■ What needs to be done
Copy out each line of the listing that has the word "this" in it.

■ Provided data
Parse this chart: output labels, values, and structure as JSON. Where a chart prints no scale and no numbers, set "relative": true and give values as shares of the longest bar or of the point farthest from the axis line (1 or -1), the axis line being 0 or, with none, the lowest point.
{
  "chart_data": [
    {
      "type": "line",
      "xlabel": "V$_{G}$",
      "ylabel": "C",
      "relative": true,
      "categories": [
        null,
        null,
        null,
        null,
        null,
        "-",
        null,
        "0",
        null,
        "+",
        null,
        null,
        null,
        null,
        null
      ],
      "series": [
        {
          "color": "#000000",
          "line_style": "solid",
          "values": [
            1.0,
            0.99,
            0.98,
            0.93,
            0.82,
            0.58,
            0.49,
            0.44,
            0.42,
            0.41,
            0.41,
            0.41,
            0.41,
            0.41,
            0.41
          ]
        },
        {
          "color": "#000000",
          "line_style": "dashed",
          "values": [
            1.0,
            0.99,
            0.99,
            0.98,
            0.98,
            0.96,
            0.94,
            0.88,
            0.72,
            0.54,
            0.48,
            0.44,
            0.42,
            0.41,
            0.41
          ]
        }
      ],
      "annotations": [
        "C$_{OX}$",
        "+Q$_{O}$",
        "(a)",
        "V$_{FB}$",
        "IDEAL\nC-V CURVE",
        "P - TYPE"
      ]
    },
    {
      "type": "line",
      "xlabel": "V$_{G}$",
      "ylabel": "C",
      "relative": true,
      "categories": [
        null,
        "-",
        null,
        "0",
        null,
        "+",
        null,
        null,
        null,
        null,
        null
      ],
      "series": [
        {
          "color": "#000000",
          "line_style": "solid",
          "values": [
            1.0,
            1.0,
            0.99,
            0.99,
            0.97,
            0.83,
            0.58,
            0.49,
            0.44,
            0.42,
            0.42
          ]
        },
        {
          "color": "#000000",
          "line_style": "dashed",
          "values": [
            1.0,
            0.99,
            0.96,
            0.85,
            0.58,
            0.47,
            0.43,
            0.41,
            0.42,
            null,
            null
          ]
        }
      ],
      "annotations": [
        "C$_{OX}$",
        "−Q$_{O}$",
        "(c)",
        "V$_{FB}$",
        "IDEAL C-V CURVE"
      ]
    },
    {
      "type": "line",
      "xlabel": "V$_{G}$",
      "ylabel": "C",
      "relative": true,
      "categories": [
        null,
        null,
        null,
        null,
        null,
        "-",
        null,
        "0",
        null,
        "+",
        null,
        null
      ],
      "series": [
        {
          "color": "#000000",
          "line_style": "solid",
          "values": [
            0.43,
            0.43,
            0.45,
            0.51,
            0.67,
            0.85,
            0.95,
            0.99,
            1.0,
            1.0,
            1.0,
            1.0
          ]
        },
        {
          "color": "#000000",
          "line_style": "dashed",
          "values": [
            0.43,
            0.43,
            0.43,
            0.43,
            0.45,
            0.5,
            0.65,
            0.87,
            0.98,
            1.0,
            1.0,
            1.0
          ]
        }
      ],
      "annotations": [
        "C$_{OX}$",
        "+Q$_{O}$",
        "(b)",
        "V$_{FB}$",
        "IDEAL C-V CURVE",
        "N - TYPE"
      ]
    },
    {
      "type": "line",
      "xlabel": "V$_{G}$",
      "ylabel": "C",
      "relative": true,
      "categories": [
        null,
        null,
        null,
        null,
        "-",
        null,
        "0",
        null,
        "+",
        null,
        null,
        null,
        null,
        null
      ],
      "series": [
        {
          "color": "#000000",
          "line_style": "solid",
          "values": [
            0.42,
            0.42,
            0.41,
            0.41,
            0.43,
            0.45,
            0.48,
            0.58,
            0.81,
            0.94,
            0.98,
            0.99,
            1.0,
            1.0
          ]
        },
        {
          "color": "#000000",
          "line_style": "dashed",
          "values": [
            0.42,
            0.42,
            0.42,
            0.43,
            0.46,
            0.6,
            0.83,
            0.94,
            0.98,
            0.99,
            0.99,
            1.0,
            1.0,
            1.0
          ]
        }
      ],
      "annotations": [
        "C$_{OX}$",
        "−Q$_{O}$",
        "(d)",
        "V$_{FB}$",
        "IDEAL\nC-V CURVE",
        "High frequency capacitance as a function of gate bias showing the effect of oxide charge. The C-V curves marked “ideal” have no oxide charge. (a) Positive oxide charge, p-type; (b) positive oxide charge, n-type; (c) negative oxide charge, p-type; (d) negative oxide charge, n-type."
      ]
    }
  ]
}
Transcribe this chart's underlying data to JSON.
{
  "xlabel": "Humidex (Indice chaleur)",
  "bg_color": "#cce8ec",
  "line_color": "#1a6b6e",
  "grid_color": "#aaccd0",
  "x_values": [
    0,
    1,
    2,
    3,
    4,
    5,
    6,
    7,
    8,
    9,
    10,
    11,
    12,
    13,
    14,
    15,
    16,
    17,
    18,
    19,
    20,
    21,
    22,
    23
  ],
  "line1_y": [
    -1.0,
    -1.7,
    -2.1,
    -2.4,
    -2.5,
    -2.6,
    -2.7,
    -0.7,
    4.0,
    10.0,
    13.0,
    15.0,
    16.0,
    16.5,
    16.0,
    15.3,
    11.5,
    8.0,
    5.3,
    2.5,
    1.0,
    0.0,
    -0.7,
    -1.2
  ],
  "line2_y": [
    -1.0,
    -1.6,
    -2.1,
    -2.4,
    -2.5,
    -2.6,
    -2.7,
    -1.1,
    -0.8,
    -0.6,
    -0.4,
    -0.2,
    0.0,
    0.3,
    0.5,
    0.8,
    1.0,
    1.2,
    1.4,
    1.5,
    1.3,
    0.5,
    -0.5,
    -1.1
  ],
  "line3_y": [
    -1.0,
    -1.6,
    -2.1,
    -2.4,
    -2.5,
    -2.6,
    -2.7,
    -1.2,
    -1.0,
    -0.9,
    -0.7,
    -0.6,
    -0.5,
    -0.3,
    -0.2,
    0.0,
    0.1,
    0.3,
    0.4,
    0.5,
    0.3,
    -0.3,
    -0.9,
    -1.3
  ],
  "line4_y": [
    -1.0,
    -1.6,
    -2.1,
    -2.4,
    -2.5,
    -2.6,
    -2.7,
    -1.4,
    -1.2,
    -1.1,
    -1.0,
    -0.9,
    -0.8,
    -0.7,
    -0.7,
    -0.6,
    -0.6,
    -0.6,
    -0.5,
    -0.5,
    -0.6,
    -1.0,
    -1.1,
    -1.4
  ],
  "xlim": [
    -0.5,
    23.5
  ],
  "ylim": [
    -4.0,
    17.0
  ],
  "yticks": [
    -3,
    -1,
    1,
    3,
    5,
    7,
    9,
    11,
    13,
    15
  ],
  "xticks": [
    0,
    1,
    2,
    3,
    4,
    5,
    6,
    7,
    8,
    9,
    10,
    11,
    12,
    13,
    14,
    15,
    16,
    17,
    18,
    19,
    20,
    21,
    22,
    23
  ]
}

■ Exercise output
Parse this chart: output labels, values, and structure as JSON. Where a chart prints no scale and no numbers, set "relative": true and give values as shares of the longest bar or of the point farthest from the axis line (1 or -1), the axis line being 0 or, with none, the lowest point.
Transcribe this chart's underlying data to JSON.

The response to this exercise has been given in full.